---- DATA ROWS
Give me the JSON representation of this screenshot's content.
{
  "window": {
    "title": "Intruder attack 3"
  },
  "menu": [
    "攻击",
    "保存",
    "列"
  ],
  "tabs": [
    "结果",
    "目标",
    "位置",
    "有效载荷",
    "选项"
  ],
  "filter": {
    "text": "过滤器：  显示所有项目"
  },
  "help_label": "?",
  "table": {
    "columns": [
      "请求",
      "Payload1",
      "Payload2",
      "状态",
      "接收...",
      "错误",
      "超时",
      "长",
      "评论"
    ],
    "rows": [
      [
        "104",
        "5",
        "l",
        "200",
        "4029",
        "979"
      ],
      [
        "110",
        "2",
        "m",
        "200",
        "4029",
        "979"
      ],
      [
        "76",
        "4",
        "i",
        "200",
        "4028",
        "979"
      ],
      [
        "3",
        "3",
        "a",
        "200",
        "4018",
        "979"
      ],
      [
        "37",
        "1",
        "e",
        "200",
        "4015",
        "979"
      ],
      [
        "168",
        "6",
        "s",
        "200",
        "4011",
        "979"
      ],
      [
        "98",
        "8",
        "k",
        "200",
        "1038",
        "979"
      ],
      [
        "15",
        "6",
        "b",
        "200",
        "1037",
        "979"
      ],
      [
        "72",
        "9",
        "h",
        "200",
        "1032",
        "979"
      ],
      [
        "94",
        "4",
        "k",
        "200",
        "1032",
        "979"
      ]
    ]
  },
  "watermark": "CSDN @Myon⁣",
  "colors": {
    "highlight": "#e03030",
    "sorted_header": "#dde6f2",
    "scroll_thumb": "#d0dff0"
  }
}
--------
---- DATA ROWS
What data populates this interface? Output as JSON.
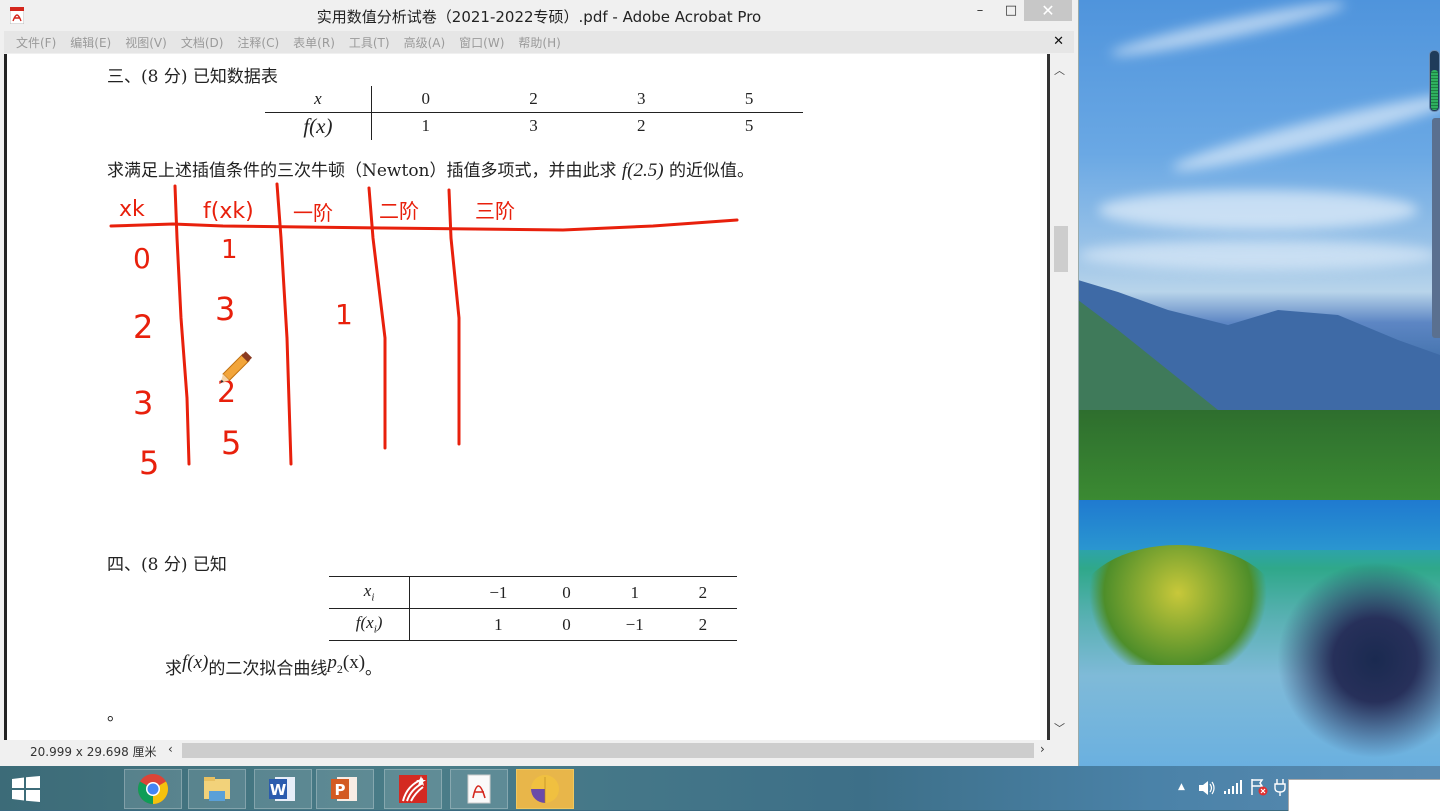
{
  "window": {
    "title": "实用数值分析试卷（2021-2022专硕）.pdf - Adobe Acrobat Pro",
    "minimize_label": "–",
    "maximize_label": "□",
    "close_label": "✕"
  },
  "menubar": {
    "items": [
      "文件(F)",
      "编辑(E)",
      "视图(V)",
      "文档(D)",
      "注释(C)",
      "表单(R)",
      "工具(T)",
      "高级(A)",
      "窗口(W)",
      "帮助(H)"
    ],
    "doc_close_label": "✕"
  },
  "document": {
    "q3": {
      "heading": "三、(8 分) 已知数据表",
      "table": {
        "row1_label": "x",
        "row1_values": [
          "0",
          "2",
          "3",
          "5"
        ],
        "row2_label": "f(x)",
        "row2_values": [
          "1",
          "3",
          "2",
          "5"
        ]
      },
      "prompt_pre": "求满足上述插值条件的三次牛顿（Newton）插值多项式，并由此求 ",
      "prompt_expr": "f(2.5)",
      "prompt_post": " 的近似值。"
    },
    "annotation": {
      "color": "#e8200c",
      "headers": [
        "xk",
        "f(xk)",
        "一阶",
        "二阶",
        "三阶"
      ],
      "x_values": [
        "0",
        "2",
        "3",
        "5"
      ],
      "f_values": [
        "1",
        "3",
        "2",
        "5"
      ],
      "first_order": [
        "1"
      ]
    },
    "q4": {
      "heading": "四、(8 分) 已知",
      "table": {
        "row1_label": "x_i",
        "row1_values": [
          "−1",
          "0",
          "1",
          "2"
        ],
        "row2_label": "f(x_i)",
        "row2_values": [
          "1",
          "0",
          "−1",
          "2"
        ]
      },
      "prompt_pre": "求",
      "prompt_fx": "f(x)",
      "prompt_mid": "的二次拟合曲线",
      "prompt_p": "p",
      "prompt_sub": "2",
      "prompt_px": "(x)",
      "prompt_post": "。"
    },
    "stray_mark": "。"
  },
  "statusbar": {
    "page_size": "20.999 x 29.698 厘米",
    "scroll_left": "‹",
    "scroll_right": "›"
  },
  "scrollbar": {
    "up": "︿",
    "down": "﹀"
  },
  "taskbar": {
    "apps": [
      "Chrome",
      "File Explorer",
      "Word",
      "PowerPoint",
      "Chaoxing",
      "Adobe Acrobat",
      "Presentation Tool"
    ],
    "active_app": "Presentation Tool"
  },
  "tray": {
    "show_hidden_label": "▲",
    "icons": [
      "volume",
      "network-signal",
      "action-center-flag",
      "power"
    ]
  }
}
--------
STATED GOAL:
Write out every line of the preceding listing that contains "Adobe".

FINAL RESULT:
    "title": "实用数值分析试卷（2021-2022专硕）.pdf - Adobe Acrobat Pro",
      "Adobe Acrobat",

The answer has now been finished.